| WORK TO DO |
Check every line below for the word "JSON" and copy the ones that have it.

_ _ _ _

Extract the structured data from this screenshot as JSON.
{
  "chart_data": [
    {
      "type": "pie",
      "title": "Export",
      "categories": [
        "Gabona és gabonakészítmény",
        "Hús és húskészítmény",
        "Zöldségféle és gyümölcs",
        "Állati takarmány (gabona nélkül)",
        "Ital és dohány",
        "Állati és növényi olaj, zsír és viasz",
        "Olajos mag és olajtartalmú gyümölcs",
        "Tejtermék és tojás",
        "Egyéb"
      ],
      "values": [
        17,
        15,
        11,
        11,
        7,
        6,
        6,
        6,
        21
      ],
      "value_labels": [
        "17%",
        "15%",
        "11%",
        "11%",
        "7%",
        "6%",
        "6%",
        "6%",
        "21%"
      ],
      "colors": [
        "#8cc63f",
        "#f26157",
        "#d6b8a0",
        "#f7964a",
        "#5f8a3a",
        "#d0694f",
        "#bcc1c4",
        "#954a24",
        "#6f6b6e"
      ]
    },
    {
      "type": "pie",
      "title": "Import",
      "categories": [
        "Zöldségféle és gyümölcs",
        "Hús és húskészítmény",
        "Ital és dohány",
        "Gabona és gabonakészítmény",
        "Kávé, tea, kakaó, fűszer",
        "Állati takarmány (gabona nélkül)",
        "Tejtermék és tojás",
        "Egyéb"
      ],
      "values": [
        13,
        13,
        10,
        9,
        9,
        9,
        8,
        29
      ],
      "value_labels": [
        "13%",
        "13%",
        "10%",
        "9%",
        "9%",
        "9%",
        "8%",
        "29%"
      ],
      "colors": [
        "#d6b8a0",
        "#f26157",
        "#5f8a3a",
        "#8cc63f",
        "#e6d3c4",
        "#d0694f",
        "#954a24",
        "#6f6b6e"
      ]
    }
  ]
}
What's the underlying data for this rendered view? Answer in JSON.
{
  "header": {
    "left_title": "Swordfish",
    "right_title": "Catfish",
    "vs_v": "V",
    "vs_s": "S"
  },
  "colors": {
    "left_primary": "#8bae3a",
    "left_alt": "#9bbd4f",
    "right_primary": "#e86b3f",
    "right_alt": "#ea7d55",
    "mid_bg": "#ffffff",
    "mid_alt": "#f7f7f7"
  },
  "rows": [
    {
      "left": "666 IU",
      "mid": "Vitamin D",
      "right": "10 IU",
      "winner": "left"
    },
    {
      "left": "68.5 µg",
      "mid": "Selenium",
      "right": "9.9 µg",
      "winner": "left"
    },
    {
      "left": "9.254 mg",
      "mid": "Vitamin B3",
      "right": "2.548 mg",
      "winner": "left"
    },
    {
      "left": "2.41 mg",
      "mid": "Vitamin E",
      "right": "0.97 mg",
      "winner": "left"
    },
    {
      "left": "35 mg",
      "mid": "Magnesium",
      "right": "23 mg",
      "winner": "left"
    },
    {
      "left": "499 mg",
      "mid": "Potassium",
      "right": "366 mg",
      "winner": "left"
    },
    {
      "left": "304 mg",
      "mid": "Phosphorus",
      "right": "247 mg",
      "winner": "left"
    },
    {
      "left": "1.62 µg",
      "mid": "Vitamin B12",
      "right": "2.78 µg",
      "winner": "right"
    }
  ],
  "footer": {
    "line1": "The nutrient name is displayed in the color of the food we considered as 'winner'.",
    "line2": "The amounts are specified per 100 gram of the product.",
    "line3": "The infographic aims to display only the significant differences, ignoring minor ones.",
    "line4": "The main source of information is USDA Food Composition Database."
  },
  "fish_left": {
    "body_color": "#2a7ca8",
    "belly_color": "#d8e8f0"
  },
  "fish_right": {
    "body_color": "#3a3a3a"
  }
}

_ _ _ _

| THE OUTPUT |
Extract the structured data from this screenshot as JSON.
What's the underlying data for this rendered view? Answer in JSON.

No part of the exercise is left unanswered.